--- start ---
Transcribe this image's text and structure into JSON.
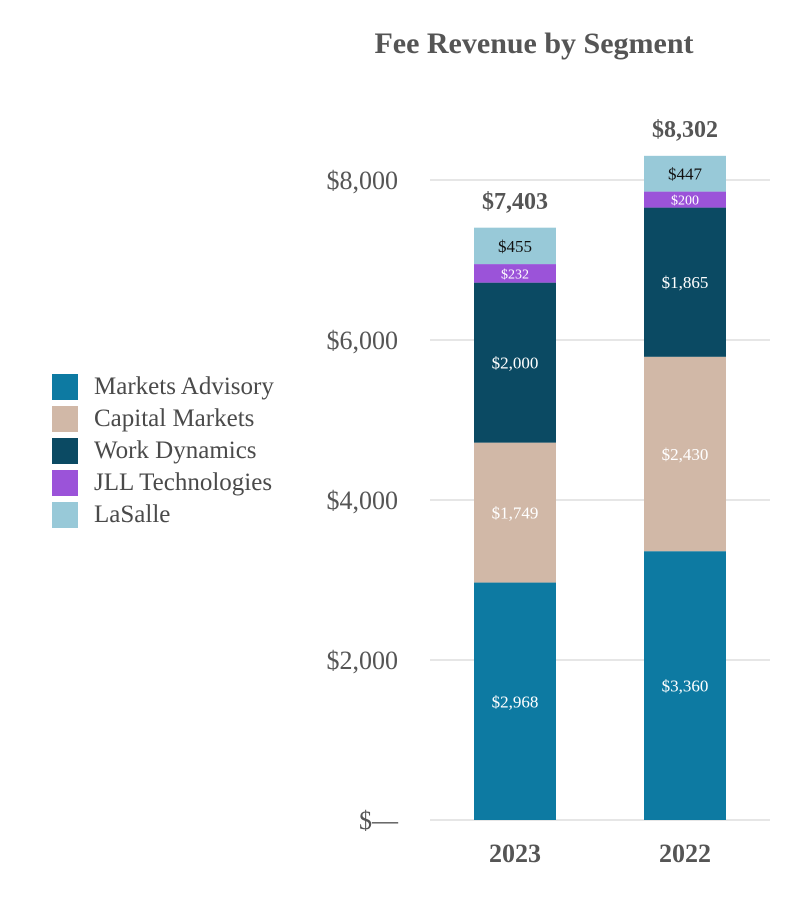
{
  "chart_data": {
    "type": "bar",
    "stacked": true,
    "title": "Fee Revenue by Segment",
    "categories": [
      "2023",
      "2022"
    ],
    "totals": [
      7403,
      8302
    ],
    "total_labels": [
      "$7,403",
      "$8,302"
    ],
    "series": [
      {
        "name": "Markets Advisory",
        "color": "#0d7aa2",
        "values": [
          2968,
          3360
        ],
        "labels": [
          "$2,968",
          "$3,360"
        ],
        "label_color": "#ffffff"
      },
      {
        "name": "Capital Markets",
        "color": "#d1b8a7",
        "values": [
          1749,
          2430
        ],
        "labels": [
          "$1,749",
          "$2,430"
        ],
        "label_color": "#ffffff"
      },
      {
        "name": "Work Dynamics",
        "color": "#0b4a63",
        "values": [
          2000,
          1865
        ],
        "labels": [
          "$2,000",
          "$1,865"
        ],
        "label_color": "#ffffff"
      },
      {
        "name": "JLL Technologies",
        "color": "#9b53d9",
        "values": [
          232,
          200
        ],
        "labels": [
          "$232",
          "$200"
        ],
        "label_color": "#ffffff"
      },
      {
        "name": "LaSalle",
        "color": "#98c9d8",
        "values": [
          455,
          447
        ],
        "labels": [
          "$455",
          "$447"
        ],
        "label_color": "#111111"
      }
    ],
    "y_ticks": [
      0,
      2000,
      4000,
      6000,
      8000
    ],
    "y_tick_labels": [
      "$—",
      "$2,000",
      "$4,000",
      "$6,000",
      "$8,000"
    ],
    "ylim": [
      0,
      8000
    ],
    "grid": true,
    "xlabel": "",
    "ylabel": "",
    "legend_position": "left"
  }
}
--- end ---
* [Problem to work on]: All of the lines above should be printed exactly, minus the pictures.

* [Solution to the exercise]:
Transcribe this image's text and structure into JSON.
{
  "chart_data": {
    "type": "bar",
    "stacked": true,
    "title": "Fee Revenue by Segment",
    "categories": [
      "2023",
      "2022"
    ],
    "totals": [
      7403,
      8302
    ],
    "total_labels": [
      "$7,403",
      "$8,302"
    ],
    "series": [
      {
        "name": "Markets Advisory",
        "color": "#0d7aa2",
        "values": [
          2968,
          3360
        ],
        "labels": [
          "$2,968",
          "$3,360"
        ],
        "label_color": "#ffffff"
      },
      {
        "name": "Capital Markets",
        "color": "#d1b8a7",
        "values": [
          1749,
          2430
        ],
        "labels": [
          "$1,749",
          "$2,430"
        ],
        "label_color": "#ffffff"
      },
      {
        "name": "Work Dynamics",
        "color": "#0b4a63",
        "values": [
          2000,
          1865
        ],
        "labels": [
          "$2,000",
          "$1,865"
        ],
        "label_color": "#ffffff"
      },
      {
        "name": "JLL Technologies",
        "color": "#9b53d9",
        "values": [
          232,
          200
        ],
        "labels": [
          "$232",
          "$200"
        ],
        "label_color": "#ffffff"
      },
      {
        "name": "LaSalle",
        "color": "#98c9d8",
        "values": [
          455,
          447
        ],
        "labels": [
          "$455",
          "$447"
        ],
        "label_color": "#111111"
      }
    ],
    "y_ticks": [
      0,
      2000,
      4000,
      6000,
      8000
    ],
    "y_tick_labels": [
      "$—",
      "$2,000",
      "$4,000",
      "$6,000",
      "$8,000"
    ],
    "ylim": [
      0,
      8000
    ],
    "grid": true,
    "xlabel": "",
    "ylabel": "",
    "legend_position": "left"
  }
}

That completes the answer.